Reproduce the listing that follows with no differences at all.

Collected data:
================================

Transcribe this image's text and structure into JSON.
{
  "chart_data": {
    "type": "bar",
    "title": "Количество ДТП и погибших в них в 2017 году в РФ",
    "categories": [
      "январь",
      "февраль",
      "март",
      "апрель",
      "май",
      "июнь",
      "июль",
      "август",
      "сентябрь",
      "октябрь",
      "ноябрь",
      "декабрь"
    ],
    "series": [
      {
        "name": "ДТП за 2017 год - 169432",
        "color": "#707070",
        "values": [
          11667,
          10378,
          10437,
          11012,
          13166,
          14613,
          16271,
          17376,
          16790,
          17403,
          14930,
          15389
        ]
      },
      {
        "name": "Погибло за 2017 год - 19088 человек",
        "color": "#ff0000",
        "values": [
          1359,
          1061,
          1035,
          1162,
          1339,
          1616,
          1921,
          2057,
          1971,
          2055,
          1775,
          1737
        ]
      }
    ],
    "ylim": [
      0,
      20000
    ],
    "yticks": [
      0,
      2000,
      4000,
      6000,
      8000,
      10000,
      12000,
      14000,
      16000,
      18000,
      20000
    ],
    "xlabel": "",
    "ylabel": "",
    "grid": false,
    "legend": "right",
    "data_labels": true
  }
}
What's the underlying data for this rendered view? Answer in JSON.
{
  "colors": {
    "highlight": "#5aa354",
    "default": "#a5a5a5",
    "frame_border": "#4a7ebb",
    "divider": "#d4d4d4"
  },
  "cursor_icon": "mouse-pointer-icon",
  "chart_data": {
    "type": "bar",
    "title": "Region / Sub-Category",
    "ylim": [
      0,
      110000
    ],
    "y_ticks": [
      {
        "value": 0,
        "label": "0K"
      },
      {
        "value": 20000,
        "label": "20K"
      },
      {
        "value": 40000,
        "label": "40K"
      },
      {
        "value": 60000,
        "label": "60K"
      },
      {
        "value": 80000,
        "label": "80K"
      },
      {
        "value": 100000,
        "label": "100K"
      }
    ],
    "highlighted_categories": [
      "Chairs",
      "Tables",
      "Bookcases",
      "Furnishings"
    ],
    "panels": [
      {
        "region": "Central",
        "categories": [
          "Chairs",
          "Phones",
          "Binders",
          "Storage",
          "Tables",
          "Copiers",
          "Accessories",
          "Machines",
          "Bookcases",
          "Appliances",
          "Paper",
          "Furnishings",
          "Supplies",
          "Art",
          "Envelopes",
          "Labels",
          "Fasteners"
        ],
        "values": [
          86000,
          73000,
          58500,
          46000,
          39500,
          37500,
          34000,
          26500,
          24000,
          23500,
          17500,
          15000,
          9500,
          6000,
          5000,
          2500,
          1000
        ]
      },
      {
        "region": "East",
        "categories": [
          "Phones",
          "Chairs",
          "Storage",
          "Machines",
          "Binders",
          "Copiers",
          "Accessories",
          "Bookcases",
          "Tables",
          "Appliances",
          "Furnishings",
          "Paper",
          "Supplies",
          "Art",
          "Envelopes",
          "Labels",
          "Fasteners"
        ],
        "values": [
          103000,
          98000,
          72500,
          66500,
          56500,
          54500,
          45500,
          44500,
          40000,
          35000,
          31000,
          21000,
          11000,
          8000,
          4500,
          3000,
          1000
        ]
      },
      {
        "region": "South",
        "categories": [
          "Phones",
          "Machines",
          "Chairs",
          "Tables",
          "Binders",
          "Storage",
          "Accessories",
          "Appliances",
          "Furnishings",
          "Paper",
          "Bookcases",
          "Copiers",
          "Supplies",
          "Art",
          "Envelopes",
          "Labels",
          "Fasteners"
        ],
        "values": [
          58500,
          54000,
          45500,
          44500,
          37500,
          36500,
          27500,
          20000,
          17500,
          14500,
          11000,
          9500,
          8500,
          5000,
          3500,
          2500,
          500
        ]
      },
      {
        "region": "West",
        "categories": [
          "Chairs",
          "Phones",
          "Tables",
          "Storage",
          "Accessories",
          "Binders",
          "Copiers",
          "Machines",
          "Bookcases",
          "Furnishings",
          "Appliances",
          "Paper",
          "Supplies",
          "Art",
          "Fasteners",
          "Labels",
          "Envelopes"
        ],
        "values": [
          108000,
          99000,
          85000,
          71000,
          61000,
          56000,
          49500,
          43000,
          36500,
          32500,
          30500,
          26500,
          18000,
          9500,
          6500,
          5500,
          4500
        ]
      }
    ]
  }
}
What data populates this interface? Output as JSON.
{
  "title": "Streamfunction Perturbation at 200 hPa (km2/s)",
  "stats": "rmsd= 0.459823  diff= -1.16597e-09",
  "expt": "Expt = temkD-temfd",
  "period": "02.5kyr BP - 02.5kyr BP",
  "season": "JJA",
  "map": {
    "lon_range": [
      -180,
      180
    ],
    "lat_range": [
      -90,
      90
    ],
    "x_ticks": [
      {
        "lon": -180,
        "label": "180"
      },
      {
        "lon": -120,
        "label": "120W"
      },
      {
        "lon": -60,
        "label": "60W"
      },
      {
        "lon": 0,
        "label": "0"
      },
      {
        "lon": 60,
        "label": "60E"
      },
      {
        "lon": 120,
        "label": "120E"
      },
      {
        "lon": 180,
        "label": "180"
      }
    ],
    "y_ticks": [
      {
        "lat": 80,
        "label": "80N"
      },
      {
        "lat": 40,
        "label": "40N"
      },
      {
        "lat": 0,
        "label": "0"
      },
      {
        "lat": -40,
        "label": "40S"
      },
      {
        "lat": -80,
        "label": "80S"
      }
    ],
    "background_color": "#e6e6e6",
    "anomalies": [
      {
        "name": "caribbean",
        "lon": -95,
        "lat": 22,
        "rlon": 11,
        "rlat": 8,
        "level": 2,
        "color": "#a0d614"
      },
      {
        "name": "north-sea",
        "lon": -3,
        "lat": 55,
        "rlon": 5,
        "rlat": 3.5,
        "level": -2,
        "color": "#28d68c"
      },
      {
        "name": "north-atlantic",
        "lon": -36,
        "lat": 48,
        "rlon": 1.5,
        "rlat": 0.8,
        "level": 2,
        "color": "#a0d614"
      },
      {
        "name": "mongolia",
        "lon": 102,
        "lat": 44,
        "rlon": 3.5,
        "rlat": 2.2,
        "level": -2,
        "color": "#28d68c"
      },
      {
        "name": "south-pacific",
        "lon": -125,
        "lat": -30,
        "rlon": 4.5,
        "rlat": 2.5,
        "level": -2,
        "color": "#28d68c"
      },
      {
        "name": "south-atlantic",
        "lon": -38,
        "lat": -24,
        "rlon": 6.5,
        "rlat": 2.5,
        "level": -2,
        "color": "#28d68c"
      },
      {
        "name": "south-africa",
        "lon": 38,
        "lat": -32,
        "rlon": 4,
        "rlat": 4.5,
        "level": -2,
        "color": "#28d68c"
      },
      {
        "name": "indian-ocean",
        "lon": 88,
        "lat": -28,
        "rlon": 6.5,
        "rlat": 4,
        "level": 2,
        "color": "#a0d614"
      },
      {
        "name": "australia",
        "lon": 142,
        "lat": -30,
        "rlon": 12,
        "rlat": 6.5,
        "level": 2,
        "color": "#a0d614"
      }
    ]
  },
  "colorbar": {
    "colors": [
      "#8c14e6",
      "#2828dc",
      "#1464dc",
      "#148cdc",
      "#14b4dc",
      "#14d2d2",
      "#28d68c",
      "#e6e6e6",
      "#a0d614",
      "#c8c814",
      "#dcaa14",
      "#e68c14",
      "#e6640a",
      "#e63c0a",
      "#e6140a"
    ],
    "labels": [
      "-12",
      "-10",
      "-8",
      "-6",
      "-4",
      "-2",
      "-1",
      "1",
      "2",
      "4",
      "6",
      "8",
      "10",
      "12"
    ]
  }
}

================================

[RESULT]:
Transcribe this image's text and structure into JSON.
{
  "chart_data": {
    "type": "bar",
    "title": "Количество ДТП и погибших в них в 2017 году в РФ",
    "categories": [
      "январь",
      "февраль",
      "март",
      "апрель",
      "май",
      "июнь",
      "июль",
      "август",
      "сентябрь",
      "октябрь",
      "ноябрь",
      "декабрь"
    ],
    "series": [
      {
        "name": "ДТП за 2017 год - 169432",
        "color": "#707070",
        "values": [
          11667,
          10378,
          10437,
          11012,
          13166,
          14613,
          16271,
          17376,
          16790,
          17403,
          14930,
          15389
        ]
      },
      {
        "name": "Погибло за 2017 год - 19088 человек",
        "color": "#ff0000",
        "values": [
          1359,
          1061,
          1035,
          1162,
          1339,
          1616,
          1921,
          2057,
          1971,
          2055,
          1775,
          1737
        ]
      }
    ],
    "ylim": [
      0,
      20000
    ],
    "yticks": [
      0,
      2000,
      4000,
      6000,
      8000,
      10000,
      12000,
      14000,
      16000,
      18000,
      20000
    ],
    "xlabel": "",
    "ylabel": "",
    "grid": false,
    "legend": "right",
    "data_labels": true
  }
}
What's the underlying data for this rendered view? Answer in JSON.
{
  "colors": {
    "highlight": "#5aa354",
    "default": "#a5a5a5",
    "frame_border": "#4a7ebb",
    "divider": "#d4d4d4"
  },
  "cursor_icon": "mouse-pointer-icon",
  "chart_data": {
    "type": "bar",
    "title": "Region / Sub-Category",
    "ylim": [
      0,
      110000
    ],
    "y_ticks": [
      {
        "value": 0,
        "label": "0K"
      },
      {
        "value": 20000,
        "label": "20K"
      },
      {
        "value": 40000,
        "label": "40K"
      },
      {
        "value": 60000,
        "label": "60K"
      },
      {
        "value": 80000,
        "label": "80K"
      },
      {
        "value": 100000,
        "label": "100K"
      }
    ],
    "highlighted_categories": [
      "Chairs",
      "Tables",
      "Bookcases",
      "Furnishings"
    ],
    "panels": [
      {
        "region": "Central",
        "categories": [
          "Chairs",
          "Phones",
          "Binders",
          "Storage",
          "Tables",
          "Copiers",
          "Accessories",
          "Machines",
          "Bookcases",
          "Appliances",
          "Paper",
          "Furnishings",
          "Supplies",
          "Art",
          "Envelopes",
          "Labels",
          "Fasteners"
        ],
        "values": [
          86000,
          73000,
          58500,
          46000,
          39500,
          37500,
          34000,
          26500,
          24000,
          23500,
          17500,
          15000,
          9500,
          6000,
          5000,
          2500,
          1000
        ]
      },
      {
        "region": "East",
        "categories": [
          "Phones",
          "Chairs",
          "Storage",
          "Machines",
          "Binders",
          "Copiers",
          "Accessories",
          "Bookcases",
          "Tables",
          "Appliances",
          "Furnishings",
          "Paper",
          "Supplies",
          "Art",
          "Envelopes",
          "Labels",
          "Fasteners"
        ],
        "values": [
          103000,
          98000,
          72500,
          66500,
          56500,
          54500,
          45500,
          44500,
          40000,
          35000,
          31000,
          21000,
          11000,
          8000,
          4500,
          3000,
          1000
        ]
      },
      {
        "region": "South",
        "categories": [
          "Phones",
          "Machines",
          "Chairs",
          "Tables",
          "Binders",
          "Storage",
          "Accessories",
          "Appliances",
          "Furnishings",
          "Paper",
          "Bookcases",
          "Copiers",
          "Supplies",
          "Art",
          "Envelopes",
          "Labels",
          "Fasteners"
        ],
        "values": [
          58500,
          54000,
          45500,
          44500,
          37500,
          36500,
          27500,
          20000,
          17500,
          14500,
          11000,
          9500,
          8500,
          5000,
          3500,
          2500,
          500
        ]
      },
      {
        "region": "West",
        "categories": [
          "Chairs",
          "Phones",
          "Tables",
          "Storage",
          "Accessories",
          "Binders",
          "Copiers",
          "Machines",
          "Bookcases",
          "Furnishings",
          "Appliances",
          "Paper",
          "Supplies",
          "Art",
          "Fasteners",
          "Labels",
          "Envelopes"
        ],
        "values": [
          108000,
          99000,
          85000,
          71000,
          61000,
          56000,
          49500,
          43000,
          36500,
          32500,
          30500,
          26500,
          18000,
          9500,
          6500,
          5500,
          4500
        ]
      }
    ]
  }
}
What data populates this interface? Output as JSON.
{
  "title": "Streamfunction Perturbation at 200 hPa (km2/s)",
  "stats": "rmsd= 0.459823  diff= -1.16597e-09",
  "expt": "Expt = temkD-temfd",
  "period": "02.5kyr BP - 02.5kyr BP",
  "season": "JJA",
  "map": {
    "lon_range": [
      -180,
      180
    ],
    "lat_range": [
      -90,
      90
    ],
    "x_ticks": [
      {
        "lon": -180,
        "label": "180"
      },
      {
        "lon": -120,
        "label": "120W"
      },
      {
        "lon": -60,
        "label": "60W"
      },
      {
        "lon": 0,
        "label": "0"
      },
      {
        "lon": 60,
        "label": "60E"
      },
      {
        "lon": 120,
        "label": "120E"
      },
      {
        "lon": 180,
        "label": "180"
      }
    ],
    "y_ticks": [
      {
        "lat": 80,
        "label": "80N"
      },
      {
        "lat": 40,
        "label": "40N"
      },
      {
        "lat": 0,
        "label": "0"
      },
      {
        "lat": -40,
        "label": "40S"
      },
      {
        "lat": -80,
        "label": "80S"
      }
    ],
    "background_color": "#e6e6e6",
    "anomalies": [
      {
        "name": "caribbean",
        "lon": -95,
        "lat": 22,
        "rlon": 11,
        "rlat": 8,
        "level": 2,
        "color": "#a0d614"
      },
      {
        "name": "north-sea",
        "lon": -3,
        "lat": 55,
        "rlon": 5,
        "rlat": 3.5,
        "level": -2,
        "color": "#28d68c"
      },
      {
        "name": "north-atlantic",
        "lon": -36,
        "lat": 48,
        "rlon": 1.5,
        "rlat": 0.8,
        "level": 2,
        "color": "#a0d614"
      },
      {
        "name": "mongolia",
        "lon": 102,
        "lat": 44,
        "rlon": 3.5,
        "rlat": 2.2,
        "level": -2,
        "color": "#28d68c"
      },
      {
        "name": "south-pacific",
        "lon": -125,
        "lat": -30,
        "rlon": 4.5,
        "rlat": 2.5,
        "level": -2,
        "color": "#28d68c"
      },
      {
        "name": "south-atlantic",
        "lon": -38,
        "lat": -24,
        "rlon": 6.5,
        "rlat": 2.5,
        "level": -2,
        "color": "#28d68c"
      },
      {
        "name": "south-africa",
        "lon": 38,
        "lat": -32,
        "rlon": 4,
        "rlat": 4.5,
        "level": -2,
        "color": "#28d68c"
      },
      {
        "name": "indian-ocean",
        "lon": 88,
        "lat": -28,
        "rlon": 6.5,
        "rlat": 4,
        "level": 2,
        "color": "#a0d614"
      },
      {
        "name": "australia",
        "lon": 142,
        "lat": -30,
        "rlon": 12,
        "rlat": 6.5,
        "level": 2,
        "color": "#a0d614"
      }
    ]
  },
  "colorbar": {
    "colors": [
      "#8c14e6",
      "#2828dc",
      "#1464dc",
      "#148cdc",
      "#14b4dc",
      "#14d2d2",
      "#28d68c",
      "#e6e6e6",
      "#a0d614",
      "#c8c814",
      "#dcaa14",
      "#e68c14",
      "#e6640a",
      "#e63c0a",
      "#e6140a"
    ],
    "labels": [
      "-12",
      "-10",
      "-8",
      "-6",
      "-4",
      "-2",
      "-1",
      "1",
      "2",
      "4",
      "6",
      "8",
      "10",
      "12"
    ]
  }
}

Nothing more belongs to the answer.